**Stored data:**
# # # # #

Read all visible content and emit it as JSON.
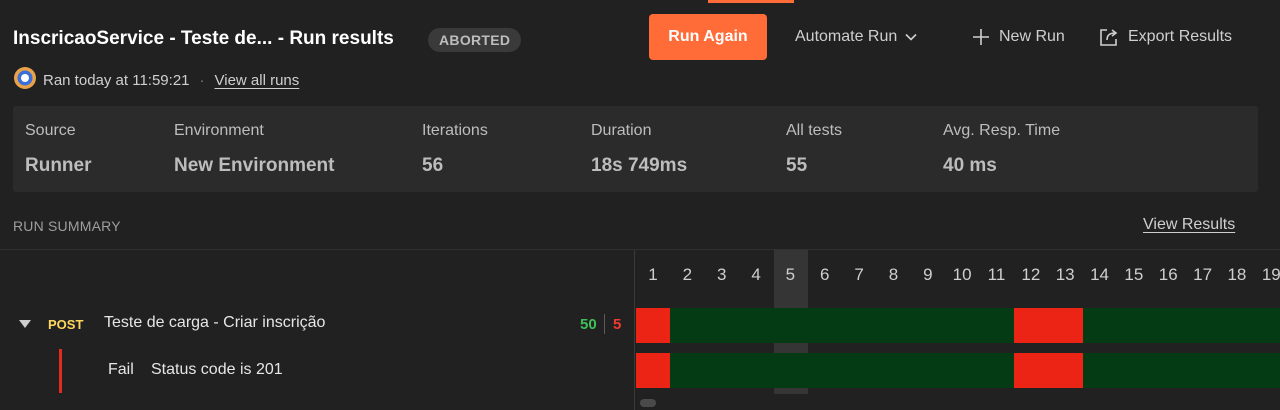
{
  "header": {
    "title": "InscricaoService - Teste de... - Run results",
    "status_badge": "ABORTED",
    "run_again_label": "Run Again",
    "automate_run_label": "Automate Run",
    "new_run_label": "New Run",
    "export_results_label": "Export Results"
  },
  "meta": {
    "ran_text": "Ran today at 11:59:21",
    "separator": "·",
    "view_all_runs_label": "View all runs"
  },
  "stats": [
    {
      "label": "Source",
      "value": "Runner"
    },
    {
      "label": "Environment",
      "value": "New Environment"
    },
    {
      "label": "Iterations",
      "value": "56"
    },
    {
      "label": "Duration",
      "value": "18s 749ms"
    },
    {
      "label": "All tests",
      "value": "55"
    },
    {
      "label": "Avg. Resp. Time",
      "value": "40 ms"
    }
  ],
  "run_summary": {
    "label": "RUN SUMMARY",
    "view_results_label": "View Results",
    "iteration_numbers": [
      "1",
      "2",
      "3",
      "4",
      "5",
      "6",
      "7",
      "8",
      "9",
      "10",
      "11",
      "12",
      "13",
      "14",
      "15",
      "16",
      "17",
      "18",
      "19"
    ],
    "selected_iteration": "5",
    "request": {
      "method": "POST",
      "name": "Teste de carga - Criar inscrição",
      "pass_count": "50",
      "fail_count": "5",
      "test": {
        "status": "Fail",
        "name": "Status code is 201"
      }
    },
    "results": [
      "fail",
      "pass",
      "pass",
      "pass",
      "pass",
      "pass",
      "pass",
      "pass",
      "pass",
      "pass",
      "pass",
      "fail",
      "fail",
      "pass",
      "pass",
      "pass",
      "pass",
      "pass",
      "pass"
    ]
  },
  "colors": {
    "accent": "#ff6c37",
    "pass_cell": "#053b14",
    "fail_cell": "#ec2415",
    "pass_text": "#3fbf5a",
    "fail_text": "#f03a2e",
    "method_post": "#ffd75f"
  },
  "icons": {
    "avatar": "runner-avatar-icon",
    "automate_chevron": "chevron-down-icon",
    "new_run": "plus-icon",
    "export": "export-icon",
    "expand": "caret-down-icon"
  }
}
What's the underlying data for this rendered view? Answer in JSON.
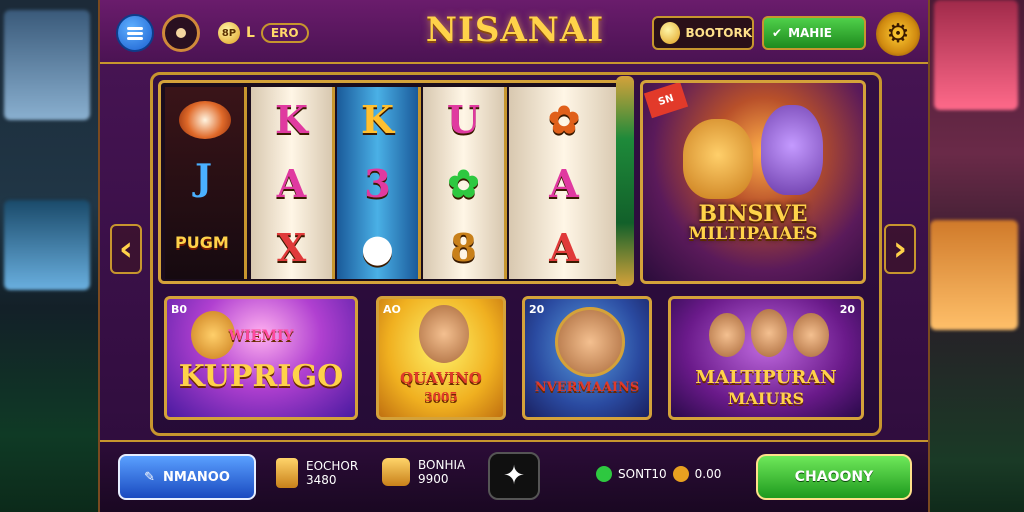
{
  "header": {
    "title": "NISANAI",
    "currency_symbol": "8P",
    "currency_label": "L",
    "currency_pill": "ERO",
    "balance": "BOOTORK",
    "wallet_label": "MAHIE"
  },
  "slot": {
    "left_top_label": "J",
    "left_logo": "PUGM",
    "reels": [
      [
        "K",
        "A",
        "X"
      ],
      [
        "K",
        "3",
        "●"
      ],
      [
        "U",
        "✿",
        "8"
      ],
      [
        "✿",
        "A",
        "A"
      ]
    ]
  },
  "featured": {
    "badge": "SN",
    "title_line1": "BINSIVE",
    "title_line2": "MILTIPAIAES"
  },
  "cards": [
    {
      "tag": "B0",
      "title": "KUPRIGO",
      "subtitle": "WIEMIY"
    },
    {
      "tag": "AO",
      "title": "QUAVINO",
      "subtitle": "3005"
    },
    {
      "tag": "20",
      "title": "NVERMAAINS",
      "subtitle": ""
    },
    {
      "tag": "20",
      "title": "MALTIPURAN",
      "subtitle": "MAIURS"
    }
  ],
  "bottom": {
    "left_button": "NMANOO",
    "stat1_line1": "EOCHOR",
    "stat1_line2": "3480",
    "stat2_line1": "BONHIA",
    "stat2_line2": "9900",
    "prize_text": "SONT10",
    "prize_tail": "0.00",
    "right_button": "CHAOONY",
    "center_icon": "✦"
  },
  "colors": {
    "accent_gold": "#c7962e",
    "panel_purple": "#4a1556",
    "button_green": "#1e9a1e",
    "button_blue": "#1a4ac0"
  },
  "icons": [
    "menu-icon",
    "target-icon",
    "coin-icon",
    "gear-icon",
    "arrow-left-icon",
    "arrow-right-icon",
    "joystick-icon",
    "diamond-icon"
  ]
}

# # # # #

**Work required:** Pictures in the records above are left out; print everything else exactly as written.

**Final result:**
Read all visible content and emit it as JSON.
{
  "header": {
    "title": "InscricaoService - Teste de... - Run results",
    "status_badge": "ABORTED",
    "run_again_label": "Run Again",
    "automate_run_label": "Automate Run",
    "new_run_label": "New Run",
    "export_results_label": "Export Results"
  },
  "meta": {
    "ran_text": "Ran today at 11:59:21",
    "separator": "·",
    "view_all_runs_label": "View all runs"
  },
  "stats": [
    {
      "label": "Source",
      "value": "Runner"
    },
    {
      "label": "Environment",
      "value": "New Environment"
    },
    {
      "label": "Iterations",
      "value": "56"
    },
    {
      "label": "Duration",
      "value": "18s 749ms"
    },
    {
      "label": "All tests",
      "value": "55"
    },
    {
      "label": "Avg. Resp. Time",
      "value": "40 ms"
    }
  ],
  "run_summary": {
    "label": "RUN SUMMARY",
    "view_results_label": "View Results",
    "iteration_numbers": [
      "1",
      "2",
      "3",
      "4",
      "5",
      "6",
      "7",
      "8",
      "9",
      "10",
      "11",
      "12",
      "13",
      "14",
      "15",
      "16",
      "17",
      "18",
      "19"
    ],
    "selected_iteration": "5",
    "request": {
      "method": "POST",
      "name": "Teste de carga - Criar inscrição",
      "pass_count": "50",
      "fail_count": "5",
      "test": {
        "status": "Fail",
        "name": "Status code is 201"
      }
    },
    "results": [
      "fail",
      "pass",
      "pass",
      "pass",
      "pass",
      "pass",
      "pass",
      "pass",
      "pass",
      "pass",
      "pass",
      "fail",
      "fail",
      "pass",
      "pass",
      "pass",
      "pass",
      "pass",
      "pass"
    ]
  },
  "colors": {
    "accent": "#ff6c37",
    "pass_cell": "#053b14",
    "fail_cell": "#ec2415",
    "pass_text": "#3fbf5a",
    "fail_text": "#f03a2e",
    "method_post": "#ffd75f"
  },
  "icons": {
    "avatar": "runner-avatar-icon",
    "automate_chevron": "chevron-down-icon",
    "new_run": "plus-icon",
    "export": "export-icon",
    "expand": "caret-down-icon"
  }
}
What's the underlying data for this rendered view? Answer in JSON.
{
  "header": {
    "title": "NISANAI",
    "currency_symbol": "8P",
    "currency_label": "L",
    "currency_pill": "ERO",
    "balance": "BOOTORK",
    "wallet_label": "MAHIE"
  },
  "slot": {
    "left_top_label": "J",
    "left_logo": "PUGM",
    "reels": [
      [
        "K",
        "A",
        "X"
      ],
      [
        "K",
        "3",
        "●"
      ],
      [
        "U",
        "✿",
        "8"
      ],
      [
        "✿",
        "A",
        "A"
      ]
    ]
  },
  "featured": {
    "badge": "SN",
    "title_line1": "BINSIVE",
    "title_line2": "MILTIPAIAES"
  },
  "cards": [
    {
      "tag": "B0",
      "title": "KUPRIGO",
      "subtitle": "WIEMIY"
    },
    {
      "tag": "AO",
      "title": "QUAVINO",
      "subtitle": "3005"
    },
    {
      "tag": "20",
      "title": "NVERMAAINS",
      "subtitle": ""
    },
    {
      "tag": "20",
      "title": "MALTIPURAN",
      "subtitle": "MAIURS"
    }
  ],
  "bottom": {
    "left_button": "NMANOO",
    "stat1_line1": "EOCHOR",
    "stat1_line2": "3480",
    "stat2_line1": "BONHIA",
    "stat2_line2": "9900",
    "prize_text": "SONT10",
    "prize_tail": "0.00",
    "right_button": "CHAOONY",
    "center_icon": "✦"
  },
  "colors": {
    "accent_gold": "#c7962e",
    "panel_purple": "#4a1556",
    "button_green": "#1e9a1e",
    "button_blue": "#1a4ac0"
  },
  "icons": [
    "menu-icon",
    "target-icon",
    "coin-icon",
    "gear-icon",
    "arrow-left-icon",
    "arrow-right-icon",
    "joystick-icon",
    "diamond-icon"
  ]
}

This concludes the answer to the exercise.